__Excerpt__:

-*-*-

This year’s EDM conference continued the double-blind review process that started in 2019. The program committee was once again extended, this time using an interest survey process, to better reflect the community presenting works and to keep the review load for each member manageable. EDM received 90 submissions to the full papers track (10 pages), of which 26 were accepted (28.9%), while a further 12 were accepted as short papers (6 pages) and 14 as posters (4 pages). There were 56 submissions to the short paper track, of which 17 were accepted (30.4%) and a further 20 were accepted as posters. The poster and demo track itself accepted 10 contributions out of 20 submissions.
The EDM 2022 conference also held a Journal of Educational Data Mining (JEDM) Track that provides researchers a venue to deliver more substantial mature work than is possible in a conference proceeding and to present their work to a live audience. The papers submitted to this track followed the JEDM peer review process. Five papers were submitted and two papers are featured in the conference’s program.
The main conference invited contributions to an Industry Track in addition to the main track. The EDM 2022 Industry Track received six submissions of which four were accepted. The EDM conference also continues its tradition of providing opportunities for young researchers to present their work and receive feedback from their peers and senior researchers. The doctoral consortium this year features nine such presentations.
In addition to the main program, there are six workshops and tutorials: Causal Inference in Educational Data Mining (Third Annual Half-Day Workshop), 6th Educational Data Mining in Computer Science Education (CSEDM) Workshop, FATED 2022: Fairness, Accountability, and Transparency in Educational Data, The Third Workshop of The Learner Data Institute: Big Data, Research Challenges, & Science Convergence in Educational Data Science, Rethinking Accessibility: Applications in Educational Data Mining, and Tutorial: Using the Open Science Framework to promote Open Science in Education Research.

-*-*-

(Records from a collection)
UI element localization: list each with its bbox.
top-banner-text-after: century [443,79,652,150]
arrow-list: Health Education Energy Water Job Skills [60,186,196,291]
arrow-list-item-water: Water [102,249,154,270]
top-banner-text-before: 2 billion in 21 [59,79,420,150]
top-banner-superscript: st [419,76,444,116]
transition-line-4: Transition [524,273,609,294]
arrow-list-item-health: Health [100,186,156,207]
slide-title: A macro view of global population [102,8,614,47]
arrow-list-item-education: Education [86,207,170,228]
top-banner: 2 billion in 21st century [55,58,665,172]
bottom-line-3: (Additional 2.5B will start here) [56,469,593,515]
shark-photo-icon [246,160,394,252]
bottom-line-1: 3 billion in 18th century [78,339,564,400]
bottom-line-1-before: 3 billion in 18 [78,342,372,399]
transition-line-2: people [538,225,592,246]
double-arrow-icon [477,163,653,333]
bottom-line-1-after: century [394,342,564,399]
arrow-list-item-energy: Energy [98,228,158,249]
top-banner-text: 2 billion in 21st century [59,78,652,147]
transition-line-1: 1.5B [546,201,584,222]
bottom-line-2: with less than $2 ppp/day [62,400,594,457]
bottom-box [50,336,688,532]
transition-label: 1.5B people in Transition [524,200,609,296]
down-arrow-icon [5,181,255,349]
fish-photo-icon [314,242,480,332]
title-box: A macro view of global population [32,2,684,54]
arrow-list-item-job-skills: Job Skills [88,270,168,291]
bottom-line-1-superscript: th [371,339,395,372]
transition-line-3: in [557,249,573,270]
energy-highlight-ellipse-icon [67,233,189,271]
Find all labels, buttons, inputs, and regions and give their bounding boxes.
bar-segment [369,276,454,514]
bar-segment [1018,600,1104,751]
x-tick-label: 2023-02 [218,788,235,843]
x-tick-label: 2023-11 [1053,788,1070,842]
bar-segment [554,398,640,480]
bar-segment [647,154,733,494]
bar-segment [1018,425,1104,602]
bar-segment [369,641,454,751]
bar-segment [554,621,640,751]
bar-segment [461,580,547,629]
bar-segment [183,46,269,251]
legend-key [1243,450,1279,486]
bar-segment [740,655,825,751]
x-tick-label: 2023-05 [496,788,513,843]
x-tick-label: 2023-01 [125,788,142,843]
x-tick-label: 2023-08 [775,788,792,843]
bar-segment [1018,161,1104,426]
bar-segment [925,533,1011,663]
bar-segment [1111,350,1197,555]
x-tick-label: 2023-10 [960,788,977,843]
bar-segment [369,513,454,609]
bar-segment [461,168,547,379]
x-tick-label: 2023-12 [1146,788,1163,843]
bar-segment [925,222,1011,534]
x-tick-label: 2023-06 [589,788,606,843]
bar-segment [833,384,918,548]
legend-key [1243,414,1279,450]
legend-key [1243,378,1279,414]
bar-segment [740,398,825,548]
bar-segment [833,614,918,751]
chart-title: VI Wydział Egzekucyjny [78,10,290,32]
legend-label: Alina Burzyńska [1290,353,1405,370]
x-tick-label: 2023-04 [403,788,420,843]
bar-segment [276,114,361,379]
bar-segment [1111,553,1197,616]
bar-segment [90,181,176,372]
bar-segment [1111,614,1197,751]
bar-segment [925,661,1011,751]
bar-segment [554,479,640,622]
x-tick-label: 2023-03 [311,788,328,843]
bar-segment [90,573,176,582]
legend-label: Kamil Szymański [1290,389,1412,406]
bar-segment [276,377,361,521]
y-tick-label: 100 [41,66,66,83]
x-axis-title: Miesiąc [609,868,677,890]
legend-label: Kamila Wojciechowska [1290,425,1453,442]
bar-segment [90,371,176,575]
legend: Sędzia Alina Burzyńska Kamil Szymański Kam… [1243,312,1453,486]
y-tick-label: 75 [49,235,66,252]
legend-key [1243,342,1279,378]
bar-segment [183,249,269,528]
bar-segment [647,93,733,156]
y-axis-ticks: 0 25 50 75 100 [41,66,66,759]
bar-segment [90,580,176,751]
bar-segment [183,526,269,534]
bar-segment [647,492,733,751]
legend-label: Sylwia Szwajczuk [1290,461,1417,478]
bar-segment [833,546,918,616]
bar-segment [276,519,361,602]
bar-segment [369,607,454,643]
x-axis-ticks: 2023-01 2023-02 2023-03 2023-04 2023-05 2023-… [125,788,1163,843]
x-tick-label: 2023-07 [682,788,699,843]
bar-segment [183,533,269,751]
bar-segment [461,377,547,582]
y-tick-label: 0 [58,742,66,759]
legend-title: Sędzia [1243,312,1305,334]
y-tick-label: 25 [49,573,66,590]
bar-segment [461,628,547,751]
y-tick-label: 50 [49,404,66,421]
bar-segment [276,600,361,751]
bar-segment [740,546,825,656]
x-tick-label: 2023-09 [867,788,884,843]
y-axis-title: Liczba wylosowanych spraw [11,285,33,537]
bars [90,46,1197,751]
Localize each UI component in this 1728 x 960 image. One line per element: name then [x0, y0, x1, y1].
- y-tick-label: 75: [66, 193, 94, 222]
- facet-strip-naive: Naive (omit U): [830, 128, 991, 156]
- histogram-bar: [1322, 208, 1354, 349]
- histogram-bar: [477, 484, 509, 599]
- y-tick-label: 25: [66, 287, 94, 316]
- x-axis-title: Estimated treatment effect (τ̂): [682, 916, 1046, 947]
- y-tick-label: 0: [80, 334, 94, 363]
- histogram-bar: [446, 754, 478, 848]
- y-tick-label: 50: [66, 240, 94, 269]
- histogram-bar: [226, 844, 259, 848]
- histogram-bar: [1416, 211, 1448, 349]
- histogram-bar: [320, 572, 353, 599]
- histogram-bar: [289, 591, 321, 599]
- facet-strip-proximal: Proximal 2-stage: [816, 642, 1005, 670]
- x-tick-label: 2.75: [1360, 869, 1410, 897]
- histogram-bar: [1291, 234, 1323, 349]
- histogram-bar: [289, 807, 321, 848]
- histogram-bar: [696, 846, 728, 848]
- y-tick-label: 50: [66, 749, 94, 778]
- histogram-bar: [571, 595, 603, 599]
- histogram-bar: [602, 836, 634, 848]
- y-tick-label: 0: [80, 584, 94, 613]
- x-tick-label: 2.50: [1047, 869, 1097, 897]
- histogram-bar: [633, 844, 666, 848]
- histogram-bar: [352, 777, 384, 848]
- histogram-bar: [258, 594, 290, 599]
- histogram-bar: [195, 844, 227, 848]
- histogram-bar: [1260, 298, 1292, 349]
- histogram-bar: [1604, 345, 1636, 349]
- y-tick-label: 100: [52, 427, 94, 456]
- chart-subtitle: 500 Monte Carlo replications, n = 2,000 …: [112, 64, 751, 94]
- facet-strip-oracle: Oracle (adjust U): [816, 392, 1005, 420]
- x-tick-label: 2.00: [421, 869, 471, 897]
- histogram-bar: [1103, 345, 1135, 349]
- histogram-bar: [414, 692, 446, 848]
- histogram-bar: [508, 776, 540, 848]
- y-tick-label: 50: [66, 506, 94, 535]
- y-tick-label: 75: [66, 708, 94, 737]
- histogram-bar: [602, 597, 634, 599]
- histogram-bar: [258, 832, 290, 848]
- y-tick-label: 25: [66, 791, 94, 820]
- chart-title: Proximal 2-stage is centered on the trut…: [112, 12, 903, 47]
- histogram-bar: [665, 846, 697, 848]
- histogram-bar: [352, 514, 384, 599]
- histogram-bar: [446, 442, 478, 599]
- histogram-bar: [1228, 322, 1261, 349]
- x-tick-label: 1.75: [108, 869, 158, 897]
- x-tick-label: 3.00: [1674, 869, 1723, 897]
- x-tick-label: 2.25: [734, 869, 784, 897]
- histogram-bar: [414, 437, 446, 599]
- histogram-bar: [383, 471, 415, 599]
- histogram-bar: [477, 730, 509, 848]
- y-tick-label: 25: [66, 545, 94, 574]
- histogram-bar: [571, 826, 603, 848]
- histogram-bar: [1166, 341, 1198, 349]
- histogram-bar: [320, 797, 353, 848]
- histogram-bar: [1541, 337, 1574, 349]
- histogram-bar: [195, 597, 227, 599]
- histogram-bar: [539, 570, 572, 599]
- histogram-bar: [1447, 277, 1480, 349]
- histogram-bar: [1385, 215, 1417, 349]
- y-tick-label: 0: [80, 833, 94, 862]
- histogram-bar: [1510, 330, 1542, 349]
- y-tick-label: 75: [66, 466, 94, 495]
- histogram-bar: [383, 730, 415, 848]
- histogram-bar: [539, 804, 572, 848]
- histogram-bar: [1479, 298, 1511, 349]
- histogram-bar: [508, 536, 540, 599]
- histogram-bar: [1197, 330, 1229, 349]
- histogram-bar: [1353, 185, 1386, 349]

-*-*-

__Stated task A__:
In the EDM 2022 conference passage, repeat the text starting with "The main conference" and going on through "nine such presentations.".
__Stated task B__:
Translate this sentence from the EDM 2022 conference passage into Spanish: "Five papers were submitted and two papers are featured in the conference’s program."

__Worked answer A__:
The main conference invited contributions to an Industry Track in addition to the main track. The EDM 2022 Industry Track received six submissions of which four were accepted. The EDM conference also continues its tradition of providing opportunities for young researchers to present their work and receive feedback from their peers and senior researchers. The doctoral consortium this year features nine such presentations.

__Worked answer B__:
Se presentaron cinco artículos y dos artículos figuran en el programa de la conferencia.